◆ **TO BE DONE**
Extract each line bearing the word "hydrogen".

::: TASK INPUTS :::

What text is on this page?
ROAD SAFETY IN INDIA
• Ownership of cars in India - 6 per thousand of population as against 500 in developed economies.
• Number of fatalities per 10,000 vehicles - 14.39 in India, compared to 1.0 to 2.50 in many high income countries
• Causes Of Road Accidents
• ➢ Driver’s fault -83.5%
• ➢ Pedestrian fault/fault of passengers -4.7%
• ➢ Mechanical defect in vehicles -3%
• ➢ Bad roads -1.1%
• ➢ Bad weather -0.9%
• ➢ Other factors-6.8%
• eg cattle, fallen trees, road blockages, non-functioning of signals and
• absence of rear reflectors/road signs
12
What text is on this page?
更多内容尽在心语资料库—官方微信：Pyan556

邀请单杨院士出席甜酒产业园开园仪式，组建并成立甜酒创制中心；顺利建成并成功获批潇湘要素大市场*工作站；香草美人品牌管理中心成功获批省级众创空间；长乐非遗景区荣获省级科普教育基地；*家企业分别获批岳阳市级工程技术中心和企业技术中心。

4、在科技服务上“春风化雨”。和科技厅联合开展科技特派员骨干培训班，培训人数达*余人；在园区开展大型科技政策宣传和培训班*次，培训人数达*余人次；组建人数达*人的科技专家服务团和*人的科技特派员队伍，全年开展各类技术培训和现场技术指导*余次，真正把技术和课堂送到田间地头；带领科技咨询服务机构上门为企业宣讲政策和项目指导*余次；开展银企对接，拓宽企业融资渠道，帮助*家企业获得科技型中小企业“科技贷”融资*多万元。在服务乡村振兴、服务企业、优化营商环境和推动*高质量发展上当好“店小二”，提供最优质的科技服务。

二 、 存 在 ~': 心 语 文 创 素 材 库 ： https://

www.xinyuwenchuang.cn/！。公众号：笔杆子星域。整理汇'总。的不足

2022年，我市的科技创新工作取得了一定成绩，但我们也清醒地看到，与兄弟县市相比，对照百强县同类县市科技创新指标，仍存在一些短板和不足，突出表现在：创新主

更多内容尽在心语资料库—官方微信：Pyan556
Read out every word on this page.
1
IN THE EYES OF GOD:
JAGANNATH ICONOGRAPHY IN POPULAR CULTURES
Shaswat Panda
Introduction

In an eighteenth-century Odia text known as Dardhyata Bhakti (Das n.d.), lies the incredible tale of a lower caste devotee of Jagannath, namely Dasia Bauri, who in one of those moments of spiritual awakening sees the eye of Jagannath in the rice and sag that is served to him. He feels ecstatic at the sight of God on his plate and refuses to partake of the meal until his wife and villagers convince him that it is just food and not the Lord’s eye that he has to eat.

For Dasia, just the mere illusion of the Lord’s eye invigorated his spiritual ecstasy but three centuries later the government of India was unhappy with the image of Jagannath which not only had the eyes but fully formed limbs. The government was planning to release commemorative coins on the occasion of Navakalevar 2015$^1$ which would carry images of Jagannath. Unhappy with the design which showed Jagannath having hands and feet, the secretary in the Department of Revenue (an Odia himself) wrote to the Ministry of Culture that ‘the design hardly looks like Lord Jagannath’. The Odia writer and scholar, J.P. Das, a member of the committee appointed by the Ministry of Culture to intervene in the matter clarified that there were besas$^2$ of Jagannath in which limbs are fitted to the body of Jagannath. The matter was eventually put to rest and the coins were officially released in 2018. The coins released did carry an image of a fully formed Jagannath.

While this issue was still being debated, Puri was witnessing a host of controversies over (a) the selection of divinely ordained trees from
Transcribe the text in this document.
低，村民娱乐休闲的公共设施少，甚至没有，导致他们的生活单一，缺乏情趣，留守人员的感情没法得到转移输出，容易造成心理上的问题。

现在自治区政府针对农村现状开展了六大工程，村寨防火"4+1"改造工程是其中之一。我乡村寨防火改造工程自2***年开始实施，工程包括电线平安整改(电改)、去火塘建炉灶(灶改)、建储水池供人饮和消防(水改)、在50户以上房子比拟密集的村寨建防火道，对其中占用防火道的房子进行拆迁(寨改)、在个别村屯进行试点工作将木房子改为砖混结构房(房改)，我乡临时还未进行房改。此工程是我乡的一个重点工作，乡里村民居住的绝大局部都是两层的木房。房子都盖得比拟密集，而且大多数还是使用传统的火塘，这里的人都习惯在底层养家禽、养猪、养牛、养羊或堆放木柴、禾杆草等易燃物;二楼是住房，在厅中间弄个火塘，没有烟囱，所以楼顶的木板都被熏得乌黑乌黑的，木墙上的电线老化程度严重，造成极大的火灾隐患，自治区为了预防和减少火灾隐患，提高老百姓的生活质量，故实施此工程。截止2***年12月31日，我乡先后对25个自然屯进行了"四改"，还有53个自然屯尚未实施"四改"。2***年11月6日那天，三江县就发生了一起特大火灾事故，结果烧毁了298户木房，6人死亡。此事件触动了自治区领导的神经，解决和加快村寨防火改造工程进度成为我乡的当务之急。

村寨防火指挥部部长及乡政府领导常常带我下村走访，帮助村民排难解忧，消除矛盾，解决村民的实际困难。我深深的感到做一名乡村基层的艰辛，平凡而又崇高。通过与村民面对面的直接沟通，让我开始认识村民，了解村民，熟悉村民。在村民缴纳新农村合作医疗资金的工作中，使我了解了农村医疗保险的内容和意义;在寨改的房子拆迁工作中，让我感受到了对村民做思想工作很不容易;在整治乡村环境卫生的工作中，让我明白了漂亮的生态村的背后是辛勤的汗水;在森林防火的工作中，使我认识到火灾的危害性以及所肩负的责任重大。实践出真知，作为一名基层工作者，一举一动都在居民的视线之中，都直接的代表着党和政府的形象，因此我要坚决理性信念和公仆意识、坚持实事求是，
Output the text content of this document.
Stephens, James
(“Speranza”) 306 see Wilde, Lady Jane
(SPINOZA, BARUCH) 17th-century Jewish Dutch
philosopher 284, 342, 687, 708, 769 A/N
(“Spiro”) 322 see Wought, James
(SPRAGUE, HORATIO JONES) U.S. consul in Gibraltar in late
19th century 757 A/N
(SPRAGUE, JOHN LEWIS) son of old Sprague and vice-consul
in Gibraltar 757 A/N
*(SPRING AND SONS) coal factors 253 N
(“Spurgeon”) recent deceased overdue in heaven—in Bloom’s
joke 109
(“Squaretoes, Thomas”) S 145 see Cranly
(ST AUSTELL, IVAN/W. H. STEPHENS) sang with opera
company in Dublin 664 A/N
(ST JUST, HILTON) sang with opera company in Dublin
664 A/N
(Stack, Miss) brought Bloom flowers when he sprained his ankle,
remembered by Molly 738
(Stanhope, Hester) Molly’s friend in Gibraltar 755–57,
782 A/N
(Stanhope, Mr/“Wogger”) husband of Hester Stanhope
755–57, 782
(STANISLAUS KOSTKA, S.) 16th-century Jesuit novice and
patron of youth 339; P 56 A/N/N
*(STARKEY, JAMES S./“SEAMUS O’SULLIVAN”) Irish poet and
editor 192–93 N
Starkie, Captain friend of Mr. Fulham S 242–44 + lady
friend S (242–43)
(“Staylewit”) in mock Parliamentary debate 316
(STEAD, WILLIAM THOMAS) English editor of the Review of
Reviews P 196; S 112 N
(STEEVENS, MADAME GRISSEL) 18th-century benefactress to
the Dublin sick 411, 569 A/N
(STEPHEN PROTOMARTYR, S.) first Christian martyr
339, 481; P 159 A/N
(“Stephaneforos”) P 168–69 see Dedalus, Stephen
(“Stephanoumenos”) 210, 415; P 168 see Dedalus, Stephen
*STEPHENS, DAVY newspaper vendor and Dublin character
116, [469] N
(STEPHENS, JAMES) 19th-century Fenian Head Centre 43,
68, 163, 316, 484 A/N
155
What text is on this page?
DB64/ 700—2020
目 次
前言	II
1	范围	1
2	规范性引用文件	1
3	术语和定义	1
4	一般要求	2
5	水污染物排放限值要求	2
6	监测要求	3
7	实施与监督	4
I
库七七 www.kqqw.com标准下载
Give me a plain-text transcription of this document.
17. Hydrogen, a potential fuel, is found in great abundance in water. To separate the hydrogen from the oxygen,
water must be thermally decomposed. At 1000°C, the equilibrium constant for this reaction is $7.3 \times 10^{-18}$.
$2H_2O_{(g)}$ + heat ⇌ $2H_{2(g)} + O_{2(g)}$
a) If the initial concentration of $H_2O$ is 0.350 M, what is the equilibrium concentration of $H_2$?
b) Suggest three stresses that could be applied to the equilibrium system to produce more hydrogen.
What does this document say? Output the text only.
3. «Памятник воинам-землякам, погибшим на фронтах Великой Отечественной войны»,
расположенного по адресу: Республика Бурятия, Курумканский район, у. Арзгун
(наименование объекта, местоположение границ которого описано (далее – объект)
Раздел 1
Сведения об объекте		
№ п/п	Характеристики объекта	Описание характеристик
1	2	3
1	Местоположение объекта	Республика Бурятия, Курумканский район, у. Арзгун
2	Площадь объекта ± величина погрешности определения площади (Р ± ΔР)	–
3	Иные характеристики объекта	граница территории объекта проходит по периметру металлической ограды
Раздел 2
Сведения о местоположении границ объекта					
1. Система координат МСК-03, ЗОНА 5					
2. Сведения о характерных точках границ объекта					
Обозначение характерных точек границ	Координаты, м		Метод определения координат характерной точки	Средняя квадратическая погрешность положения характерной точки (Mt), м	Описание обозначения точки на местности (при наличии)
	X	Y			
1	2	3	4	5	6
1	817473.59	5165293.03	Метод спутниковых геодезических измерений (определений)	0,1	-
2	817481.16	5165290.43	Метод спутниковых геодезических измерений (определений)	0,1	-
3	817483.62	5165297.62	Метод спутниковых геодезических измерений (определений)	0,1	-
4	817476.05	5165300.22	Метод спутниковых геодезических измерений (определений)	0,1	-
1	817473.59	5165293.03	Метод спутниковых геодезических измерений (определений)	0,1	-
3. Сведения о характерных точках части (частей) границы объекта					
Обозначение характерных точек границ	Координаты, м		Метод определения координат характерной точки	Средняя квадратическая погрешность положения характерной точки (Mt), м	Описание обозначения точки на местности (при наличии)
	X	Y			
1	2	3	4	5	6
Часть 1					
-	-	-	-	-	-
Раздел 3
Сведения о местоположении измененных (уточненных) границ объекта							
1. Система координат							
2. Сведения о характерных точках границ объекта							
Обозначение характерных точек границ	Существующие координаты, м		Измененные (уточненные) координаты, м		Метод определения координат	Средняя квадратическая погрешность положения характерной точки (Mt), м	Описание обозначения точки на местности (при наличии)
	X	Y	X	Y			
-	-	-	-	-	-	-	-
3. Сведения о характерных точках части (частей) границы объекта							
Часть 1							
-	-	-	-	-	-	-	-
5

:::

◆ **FULL OUTPUT**
17. Hydrogen, a potential fuel, is found in great abundance in water. To separate the hydrogen from the oxygen,
b) Suggest three stresses that could be applied to the equilibrium system to produce more hydrogen.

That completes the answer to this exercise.